WHAT IS NEEDED:
Go through the material below and copy all lines with "NEWTON".

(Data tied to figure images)
<<<<
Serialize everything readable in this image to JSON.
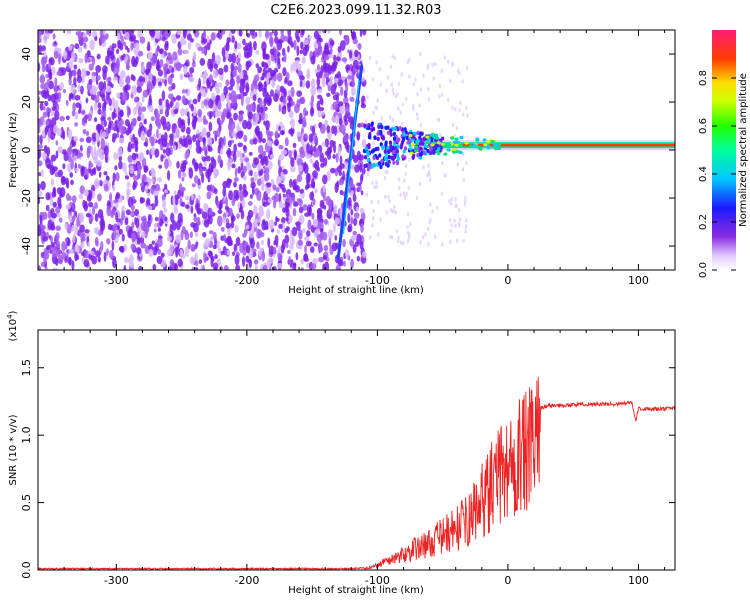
{
  "chart_data": [
    {
      "type": "heatmap",
      "title": "C2E6.2023.099.11.32.R03",
      "xlabel": "Height of straight line (km)",
      "ylabel": "Frequency (Hz)",
      "xlim": [
        -360,
        128
      ],
      "ylim": [
        -50,
        50
      ],
      "x_ticks": [
        -300,
        -200,
        -100,
        0,
        100
      ],
      "y_ticks": [
        -40,
        -20,
        0,
        20,
        40
      ],
      "colorbar": {
        "label": "Normalized spectral amplitude",
        "range": [
          0,
          1
        ],
        "ticks": [
          "0.0",
          "0.2",
          "0.4",
          "0.6",
          "0.8"
        ],
        "colormap": "rainbow"
      },
      "features": {
        "noise_region_x": [
          -360,
          -110
        ],
        "carrier_line": {
          "x_start": -50,
          "x_end": 128,
          "frequency": 2
        },
        "streak": {
          "x_start": -130,
          "x_end": -112,
          "frequency_start": -45,
          "frequency_end": 35
        }
      }
    },
    {
      "type": "line",
      "xlabel": "Height of straight line (km)",
      "ylabel": "SNR (10 * v/v)",
      "y_scale_label": "(x10",
      "y_scale_exponent": "4",
      "y_scale_suffix": ")",
      "xlim": [
        -360,
        128
      ],
      "ylim": [
        0,
        1.78
      ],
      "x_ticks": [
        -300,
        -200,
        -100,
        0,
        100
      ],
      "y_ticks": [
        "0.0",
        "0.5",
        "1.0",
        "1.5"
      ],
      "color": "#ee2222",
      "x": [
        -360,
        -300,
        -200,
        -120,
        -105,
        -95,
        -80,
        -70,
        -60,
        -50,
        -40,
        -30,
        -20,
        -15,
        -10,
        -5,
        0,
        5,
        8,
        10,
        15,
        20,
        25,
        30,
        40,
        60,
        80,
        95,
        98,
        100,
        110,
        128
      ],
      "values": [
        0.01,
        0.01,
        0.01,
        0.01,
        0.02,
        0.07,
        0.14,
        0.2,
        0.24,
        0.31,
        0.37,
        0.45,
        0.62,
        0.72,
        0.78,
        0.87,
        0.93,
        0.97,
        1.05,
        1.02,
        1.05,
        1.12,
        1.2,
        1.22,
        1.22,
        1.23,
        1.23,
        1.24,
        1.1,
        1.2,
        1.19,
        1.2
      ]
    }
  ]
}
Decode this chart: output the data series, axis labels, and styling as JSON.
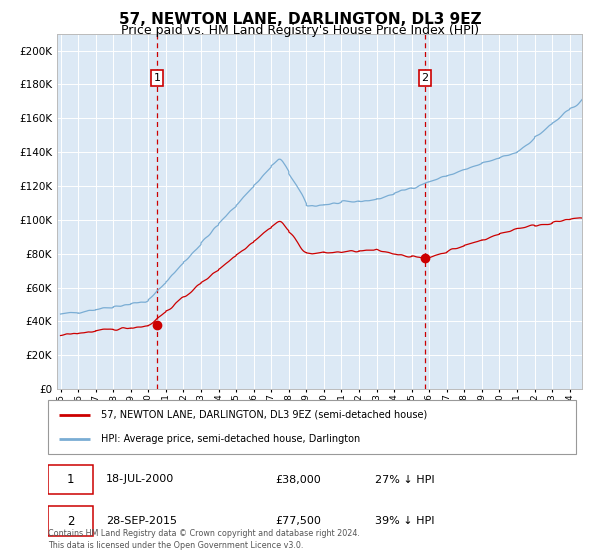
{
  "title": "57, NEWTON LANE, DARLINGTON, DL3 9EZ",
  "subtitle": "Price paid vs. HM Land Registry's House Price Index (HPI)",
  "title_fontsize": 11,
  "subtitle_fontsize": 9,
  "background_color": "#ffffff",
  "plot_bg_color": "#dce9f5",
  "grid_color": "#ffffff",
  "ylim": [
    0,
    210000
  ],
  "ytick_vals": [
    0,
    20000,
    40000,
    60000,
    80000,
    100000,
    120000,
    140000,
    160000,
    180000,
    200000
  ],
  "sale1_date_num": 2000.54,
  "sale1_price": 38000,
  "sale2_date_num": 2015.74,
  "sale2_price": 77500,
  "legend_line1": "57, NEWTON LANE, DARLINGTON, DL3 9EZ (semi-detached house)",
  "legend_line2": "HPI: Average price, semi-detached house, Darlington",
  "line1_color": "#cc0000",
  "line2_color": "#7aadd4",
  "annotation1_date": "18-JUL-2000",
  "annotation1_price": "£38,000",
  "annotation1_hpi": "27% ↓ HPI",
  "annotation2_date": "28-SEP-2015",
  "annotation2_price": "£77,500",
  "annotation2_hpi": "39% ↓ HPI",
  "footer": "Contains HM Land Registry data © Crown copyright and database right 2024.\nThis data is licensed under the Open Government Licence v3.0."
}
>>>>
EXPECTED OUTPUT:
  "title": "57, NEWTON LANE, DARLINGTON, DL3 9EZ",
  "legend_line1": "57, NEWTON LANE, DARLINGTON, DL3 9EZ (semi-detached house)",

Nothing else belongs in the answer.